◆ Problem requirements
Work out how many lines in the listing below include the word "Entre"; answer with the number alone.

◆ Records shown
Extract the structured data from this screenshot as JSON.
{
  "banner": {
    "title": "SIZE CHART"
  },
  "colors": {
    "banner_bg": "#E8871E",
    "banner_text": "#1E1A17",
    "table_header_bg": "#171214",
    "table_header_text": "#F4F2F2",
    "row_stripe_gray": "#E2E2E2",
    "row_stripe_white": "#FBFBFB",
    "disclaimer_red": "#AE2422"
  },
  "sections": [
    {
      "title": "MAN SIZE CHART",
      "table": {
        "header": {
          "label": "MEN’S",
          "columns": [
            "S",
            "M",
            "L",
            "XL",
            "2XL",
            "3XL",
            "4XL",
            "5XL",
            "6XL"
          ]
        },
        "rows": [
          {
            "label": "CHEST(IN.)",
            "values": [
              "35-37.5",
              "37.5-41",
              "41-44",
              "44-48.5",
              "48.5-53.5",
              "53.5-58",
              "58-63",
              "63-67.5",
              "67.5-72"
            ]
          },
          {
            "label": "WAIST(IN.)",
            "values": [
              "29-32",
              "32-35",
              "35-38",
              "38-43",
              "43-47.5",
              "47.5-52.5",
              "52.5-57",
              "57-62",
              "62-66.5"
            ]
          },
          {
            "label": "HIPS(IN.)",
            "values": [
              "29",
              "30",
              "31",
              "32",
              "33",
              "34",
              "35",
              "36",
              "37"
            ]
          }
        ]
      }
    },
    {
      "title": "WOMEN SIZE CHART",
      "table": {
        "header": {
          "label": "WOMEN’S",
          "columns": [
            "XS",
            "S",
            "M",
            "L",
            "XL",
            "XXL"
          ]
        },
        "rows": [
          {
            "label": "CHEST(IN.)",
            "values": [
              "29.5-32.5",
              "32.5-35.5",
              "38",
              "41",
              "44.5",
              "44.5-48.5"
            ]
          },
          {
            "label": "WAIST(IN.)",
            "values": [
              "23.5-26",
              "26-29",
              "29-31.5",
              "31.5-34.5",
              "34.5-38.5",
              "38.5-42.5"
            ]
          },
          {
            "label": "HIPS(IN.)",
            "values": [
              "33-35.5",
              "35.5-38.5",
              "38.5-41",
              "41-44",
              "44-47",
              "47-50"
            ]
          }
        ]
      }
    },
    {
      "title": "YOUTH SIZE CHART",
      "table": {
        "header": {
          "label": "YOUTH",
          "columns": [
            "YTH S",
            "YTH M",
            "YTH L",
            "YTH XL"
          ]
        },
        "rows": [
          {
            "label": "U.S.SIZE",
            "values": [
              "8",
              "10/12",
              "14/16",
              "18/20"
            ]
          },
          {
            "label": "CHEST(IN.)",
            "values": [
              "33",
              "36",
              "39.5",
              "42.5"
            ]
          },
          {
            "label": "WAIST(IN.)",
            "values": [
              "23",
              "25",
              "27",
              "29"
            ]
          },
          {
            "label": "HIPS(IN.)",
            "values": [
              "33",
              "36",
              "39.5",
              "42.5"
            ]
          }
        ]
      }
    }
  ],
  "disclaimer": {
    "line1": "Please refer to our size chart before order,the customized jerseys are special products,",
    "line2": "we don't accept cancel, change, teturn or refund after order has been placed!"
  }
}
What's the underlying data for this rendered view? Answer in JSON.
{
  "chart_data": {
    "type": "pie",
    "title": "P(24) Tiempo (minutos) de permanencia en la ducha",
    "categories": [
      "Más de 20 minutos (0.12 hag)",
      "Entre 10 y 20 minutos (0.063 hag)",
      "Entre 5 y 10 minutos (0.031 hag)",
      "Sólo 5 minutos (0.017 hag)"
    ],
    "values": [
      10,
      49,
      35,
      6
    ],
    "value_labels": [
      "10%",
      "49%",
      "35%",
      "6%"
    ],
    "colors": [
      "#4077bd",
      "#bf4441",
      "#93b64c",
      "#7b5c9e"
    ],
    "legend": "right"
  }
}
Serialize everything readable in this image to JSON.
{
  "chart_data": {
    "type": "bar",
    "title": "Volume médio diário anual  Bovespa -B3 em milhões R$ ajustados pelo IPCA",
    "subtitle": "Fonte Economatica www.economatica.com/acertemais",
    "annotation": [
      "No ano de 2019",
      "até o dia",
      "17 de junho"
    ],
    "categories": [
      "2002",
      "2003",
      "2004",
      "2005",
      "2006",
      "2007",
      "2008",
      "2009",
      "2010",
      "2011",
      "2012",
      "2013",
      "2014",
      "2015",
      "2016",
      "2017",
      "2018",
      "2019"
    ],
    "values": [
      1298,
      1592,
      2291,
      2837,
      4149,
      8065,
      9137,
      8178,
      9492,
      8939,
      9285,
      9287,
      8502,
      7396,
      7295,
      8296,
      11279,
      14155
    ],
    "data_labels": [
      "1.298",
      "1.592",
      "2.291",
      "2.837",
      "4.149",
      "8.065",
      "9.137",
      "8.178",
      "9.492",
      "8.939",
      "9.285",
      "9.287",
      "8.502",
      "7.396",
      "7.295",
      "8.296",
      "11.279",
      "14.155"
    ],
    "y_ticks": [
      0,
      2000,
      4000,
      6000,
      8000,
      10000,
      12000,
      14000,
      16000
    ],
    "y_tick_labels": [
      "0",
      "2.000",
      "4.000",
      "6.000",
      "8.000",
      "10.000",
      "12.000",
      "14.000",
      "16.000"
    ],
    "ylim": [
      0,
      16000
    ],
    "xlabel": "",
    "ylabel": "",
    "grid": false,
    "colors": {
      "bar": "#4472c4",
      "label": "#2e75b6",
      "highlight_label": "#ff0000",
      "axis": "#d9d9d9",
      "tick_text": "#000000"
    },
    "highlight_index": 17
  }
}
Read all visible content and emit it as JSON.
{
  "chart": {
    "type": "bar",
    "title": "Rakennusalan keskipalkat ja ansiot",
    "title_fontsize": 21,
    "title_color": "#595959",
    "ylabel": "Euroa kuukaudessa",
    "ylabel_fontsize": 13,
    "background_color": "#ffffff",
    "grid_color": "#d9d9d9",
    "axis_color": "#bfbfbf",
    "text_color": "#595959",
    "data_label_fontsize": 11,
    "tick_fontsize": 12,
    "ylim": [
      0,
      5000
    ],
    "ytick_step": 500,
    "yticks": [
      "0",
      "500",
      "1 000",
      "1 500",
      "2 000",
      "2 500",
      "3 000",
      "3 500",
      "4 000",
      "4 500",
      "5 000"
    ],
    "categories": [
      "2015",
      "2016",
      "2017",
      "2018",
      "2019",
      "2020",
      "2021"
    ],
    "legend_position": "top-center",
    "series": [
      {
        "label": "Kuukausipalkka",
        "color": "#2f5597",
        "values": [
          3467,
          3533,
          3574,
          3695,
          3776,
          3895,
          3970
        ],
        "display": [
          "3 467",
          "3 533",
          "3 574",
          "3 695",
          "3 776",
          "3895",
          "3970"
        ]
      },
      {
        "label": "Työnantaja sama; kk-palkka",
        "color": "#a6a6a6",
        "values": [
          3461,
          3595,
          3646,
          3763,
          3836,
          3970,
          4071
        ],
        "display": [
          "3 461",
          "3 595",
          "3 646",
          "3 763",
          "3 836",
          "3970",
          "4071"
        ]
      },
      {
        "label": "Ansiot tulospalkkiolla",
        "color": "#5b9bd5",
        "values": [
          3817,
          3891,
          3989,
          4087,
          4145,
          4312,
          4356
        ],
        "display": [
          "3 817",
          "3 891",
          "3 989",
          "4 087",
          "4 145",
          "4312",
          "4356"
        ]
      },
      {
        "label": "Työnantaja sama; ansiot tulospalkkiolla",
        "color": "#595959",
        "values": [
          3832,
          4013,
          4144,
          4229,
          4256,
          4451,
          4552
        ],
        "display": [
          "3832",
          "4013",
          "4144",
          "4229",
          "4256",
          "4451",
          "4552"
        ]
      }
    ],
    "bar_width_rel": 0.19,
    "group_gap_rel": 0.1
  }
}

◆ Answer to the task
2